◆ **Exercise inputs**:
□ □ □ □

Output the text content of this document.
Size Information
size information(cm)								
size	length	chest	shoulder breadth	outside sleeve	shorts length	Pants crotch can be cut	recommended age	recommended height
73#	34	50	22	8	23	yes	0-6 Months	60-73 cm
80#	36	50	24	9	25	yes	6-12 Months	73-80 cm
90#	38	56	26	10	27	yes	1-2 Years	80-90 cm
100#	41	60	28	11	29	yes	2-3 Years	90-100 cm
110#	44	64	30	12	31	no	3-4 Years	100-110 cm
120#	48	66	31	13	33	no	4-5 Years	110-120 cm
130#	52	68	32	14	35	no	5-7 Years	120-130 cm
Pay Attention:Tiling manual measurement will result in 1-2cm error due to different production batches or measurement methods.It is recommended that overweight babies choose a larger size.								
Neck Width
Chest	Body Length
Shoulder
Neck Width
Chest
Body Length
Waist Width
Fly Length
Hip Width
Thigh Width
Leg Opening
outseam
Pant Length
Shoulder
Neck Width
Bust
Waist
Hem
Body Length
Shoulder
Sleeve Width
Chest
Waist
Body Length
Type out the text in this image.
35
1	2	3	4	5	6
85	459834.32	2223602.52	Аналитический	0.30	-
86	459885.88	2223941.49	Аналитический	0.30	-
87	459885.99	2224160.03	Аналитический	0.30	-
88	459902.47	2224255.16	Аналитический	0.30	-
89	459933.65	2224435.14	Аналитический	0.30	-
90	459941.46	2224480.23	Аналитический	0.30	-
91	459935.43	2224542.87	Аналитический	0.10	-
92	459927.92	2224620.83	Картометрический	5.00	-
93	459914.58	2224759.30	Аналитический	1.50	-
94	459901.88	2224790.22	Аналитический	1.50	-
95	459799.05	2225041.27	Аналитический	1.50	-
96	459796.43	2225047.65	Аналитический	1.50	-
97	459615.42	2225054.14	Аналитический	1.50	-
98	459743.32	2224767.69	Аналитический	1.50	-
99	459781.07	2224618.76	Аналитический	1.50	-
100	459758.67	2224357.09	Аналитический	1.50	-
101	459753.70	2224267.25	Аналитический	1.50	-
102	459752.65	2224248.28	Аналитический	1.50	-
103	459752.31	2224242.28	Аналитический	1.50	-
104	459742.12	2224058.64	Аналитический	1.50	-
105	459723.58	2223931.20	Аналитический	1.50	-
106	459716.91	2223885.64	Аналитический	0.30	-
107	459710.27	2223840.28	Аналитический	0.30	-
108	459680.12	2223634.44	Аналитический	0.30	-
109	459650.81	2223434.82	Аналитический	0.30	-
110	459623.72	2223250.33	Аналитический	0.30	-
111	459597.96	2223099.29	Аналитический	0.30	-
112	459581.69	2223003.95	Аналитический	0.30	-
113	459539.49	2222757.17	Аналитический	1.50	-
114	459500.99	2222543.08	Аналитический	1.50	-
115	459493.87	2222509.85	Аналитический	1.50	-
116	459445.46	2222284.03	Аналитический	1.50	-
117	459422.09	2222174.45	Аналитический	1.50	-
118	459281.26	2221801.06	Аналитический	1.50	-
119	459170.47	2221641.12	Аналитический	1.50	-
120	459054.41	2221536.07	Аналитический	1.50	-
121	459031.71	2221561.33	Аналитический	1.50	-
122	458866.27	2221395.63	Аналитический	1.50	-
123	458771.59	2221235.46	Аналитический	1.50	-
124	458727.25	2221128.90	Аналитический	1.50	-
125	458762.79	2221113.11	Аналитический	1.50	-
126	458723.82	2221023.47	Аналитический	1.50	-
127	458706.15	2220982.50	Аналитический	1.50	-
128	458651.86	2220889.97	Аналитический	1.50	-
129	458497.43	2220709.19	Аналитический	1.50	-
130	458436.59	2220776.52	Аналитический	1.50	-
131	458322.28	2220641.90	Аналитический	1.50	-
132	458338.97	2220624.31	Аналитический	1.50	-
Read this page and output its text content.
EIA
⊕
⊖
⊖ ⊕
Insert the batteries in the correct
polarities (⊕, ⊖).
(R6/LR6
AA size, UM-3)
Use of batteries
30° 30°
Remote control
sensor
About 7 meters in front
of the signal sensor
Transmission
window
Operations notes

□ □ □ □

◆ **Your objective**: Look through the data and show every line containing "recommended".

◆ **Reply to the task**:
size	length	chest	shoulder breadth	outside sleeve	shorts length	Pants crotch can be cut	recommended age	recommended height
Pay Attention:Tiling manual measurement will result in 1-2cm error due to different production batches or measurement methods.It is recommended that overweight babies choose a larger size.								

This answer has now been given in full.